— begin —

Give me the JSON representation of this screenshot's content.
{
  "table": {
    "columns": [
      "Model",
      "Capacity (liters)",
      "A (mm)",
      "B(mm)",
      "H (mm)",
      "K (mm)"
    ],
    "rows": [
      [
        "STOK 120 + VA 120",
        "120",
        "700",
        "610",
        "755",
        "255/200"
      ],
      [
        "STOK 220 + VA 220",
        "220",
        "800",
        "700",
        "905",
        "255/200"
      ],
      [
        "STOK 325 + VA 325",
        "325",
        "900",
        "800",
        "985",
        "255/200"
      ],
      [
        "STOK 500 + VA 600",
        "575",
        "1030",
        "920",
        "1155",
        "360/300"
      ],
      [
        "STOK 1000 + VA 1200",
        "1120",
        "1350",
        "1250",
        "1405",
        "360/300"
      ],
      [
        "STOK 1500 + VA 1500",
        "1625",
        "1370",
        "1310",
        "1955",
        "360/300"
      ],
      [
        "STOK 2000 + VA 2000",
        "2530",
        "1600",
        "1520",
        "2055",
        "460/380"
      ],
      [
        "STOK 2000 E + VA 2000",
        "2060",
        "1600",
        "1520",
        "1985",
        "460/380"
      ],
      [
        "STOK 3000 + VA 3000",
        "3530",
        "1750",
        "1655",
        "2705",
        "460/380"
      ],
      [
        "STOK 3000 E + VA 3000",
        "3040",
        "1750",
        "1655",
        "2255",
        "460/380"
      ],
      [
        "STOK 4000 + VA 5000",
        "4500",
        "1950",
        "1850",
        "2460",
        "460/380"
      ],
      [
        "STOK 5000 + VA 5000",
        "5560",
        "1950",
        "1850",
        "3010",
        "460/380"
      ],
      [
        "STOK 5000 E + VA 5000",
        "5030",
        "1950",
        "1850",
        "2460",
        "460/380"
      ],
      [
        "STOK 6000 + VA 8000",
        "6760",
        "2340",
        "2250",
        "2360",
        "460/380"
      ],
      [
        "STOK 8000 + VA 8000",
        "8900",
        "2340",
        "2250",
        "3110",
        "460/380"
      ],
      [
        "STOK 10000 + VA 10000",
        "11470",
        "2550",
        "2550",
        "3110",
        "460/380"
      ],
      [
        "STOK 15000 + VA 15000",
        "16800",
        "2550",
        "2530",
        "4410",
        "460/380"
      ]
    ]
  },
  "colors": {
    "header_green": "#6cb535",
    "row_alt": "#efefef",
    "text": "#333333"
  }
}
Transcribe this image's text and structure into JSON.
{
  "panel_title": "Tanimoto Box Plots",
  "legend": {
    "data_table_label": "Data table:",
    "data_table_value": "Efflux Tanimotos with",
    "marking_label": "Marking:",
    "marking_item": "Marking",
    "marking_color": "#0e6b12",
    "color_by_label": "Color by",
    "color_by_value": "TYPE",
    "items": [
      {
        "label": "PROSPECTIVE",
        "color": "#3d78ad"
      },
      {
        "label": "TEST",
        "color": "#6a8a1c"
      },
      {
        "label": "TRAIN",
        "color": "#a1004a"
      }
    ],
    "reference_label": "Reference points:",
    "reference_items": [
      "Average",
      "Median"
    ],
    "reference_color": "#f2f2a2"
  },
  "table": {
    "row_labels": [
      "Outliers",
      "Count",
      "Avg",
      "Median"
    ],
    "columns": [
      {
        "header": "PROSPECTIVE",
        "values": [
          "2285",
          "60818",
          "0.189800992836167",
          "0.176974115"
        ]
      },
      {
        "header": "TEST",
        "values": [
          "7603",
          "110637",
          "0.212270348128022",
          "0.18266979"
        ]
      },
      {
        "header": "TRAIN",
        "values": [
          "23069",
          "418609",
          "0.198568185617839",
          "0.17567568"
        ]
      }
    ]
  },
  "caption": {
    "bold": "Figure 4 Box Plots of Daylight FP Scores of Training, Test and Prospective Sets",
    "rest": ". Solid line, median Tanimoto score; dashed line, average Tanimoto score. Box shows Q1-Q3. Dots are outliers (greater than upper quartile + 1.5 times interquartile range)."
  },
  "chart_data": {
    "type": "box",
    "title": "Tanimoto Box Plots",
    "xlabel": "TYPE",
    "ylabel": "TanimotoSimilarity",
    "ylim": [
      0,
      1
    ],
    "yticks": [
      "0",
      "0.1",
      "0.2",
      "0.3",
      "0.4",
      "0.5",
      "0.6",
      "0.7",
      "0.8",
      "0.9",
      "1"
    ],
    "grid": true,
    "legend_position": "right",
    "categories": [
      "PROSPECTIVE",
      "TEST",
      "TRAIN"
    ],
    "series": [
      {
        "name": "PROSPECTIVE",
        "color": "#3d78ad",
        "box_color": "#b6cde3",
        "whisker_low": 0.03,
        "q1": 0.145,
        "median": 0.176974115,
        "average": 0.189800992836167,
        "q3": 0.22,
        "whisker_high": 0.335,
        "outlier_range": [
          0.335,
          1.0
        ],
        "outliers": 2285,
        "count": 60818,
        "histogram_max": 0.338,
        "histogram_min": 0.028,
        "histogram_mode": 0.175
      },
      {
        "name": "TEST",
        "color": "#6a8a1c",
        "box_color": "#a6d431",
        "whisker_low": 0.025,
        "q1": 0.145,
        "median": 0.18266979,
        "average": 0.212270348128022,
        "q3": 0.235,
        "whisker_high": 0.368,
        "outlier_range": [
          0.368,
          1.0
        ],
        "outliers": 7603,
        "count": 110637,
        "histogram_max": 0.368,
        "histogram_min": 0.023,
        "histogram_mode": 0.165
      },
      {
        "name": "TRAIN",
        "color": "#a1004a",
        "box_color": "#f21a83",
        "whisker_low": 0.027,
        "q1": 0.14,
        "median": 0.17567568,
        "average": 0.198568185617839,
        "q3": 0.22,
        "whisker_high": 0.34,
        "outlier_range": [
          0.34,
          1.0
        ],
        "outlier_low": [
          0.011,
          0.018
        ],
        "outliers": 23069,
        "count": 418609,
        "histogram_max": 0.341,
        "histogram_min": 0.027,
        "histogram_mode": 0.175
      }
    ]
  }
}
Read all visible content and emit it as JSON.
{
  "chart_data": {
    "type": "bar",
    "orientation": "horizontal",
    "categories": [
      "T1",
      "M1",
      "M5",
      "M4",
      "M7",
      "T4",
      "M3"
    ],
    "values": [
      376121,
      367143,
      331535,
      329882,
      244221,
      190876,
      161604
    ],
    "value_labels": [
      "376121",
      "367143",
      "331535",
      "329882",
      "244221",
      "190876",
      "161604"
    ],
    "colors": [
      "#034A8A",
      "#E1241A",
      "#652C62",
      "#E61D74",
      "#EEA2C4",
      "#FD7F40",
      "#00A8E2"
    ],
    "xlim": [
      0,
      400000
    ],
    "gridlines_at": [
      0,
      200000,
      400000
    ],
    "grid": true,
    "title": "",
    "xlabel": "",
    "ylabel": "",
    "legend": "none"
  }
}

— end —

▸ THE PROBLEM
In the entries above, find every line with the word "JSON" and list it.

▸ TASK OUTPUT
Give me the JSON representation of this screenshot's content.
Transcribe this image's text and structure into JSON.
Read all visible content and emit it as JSON.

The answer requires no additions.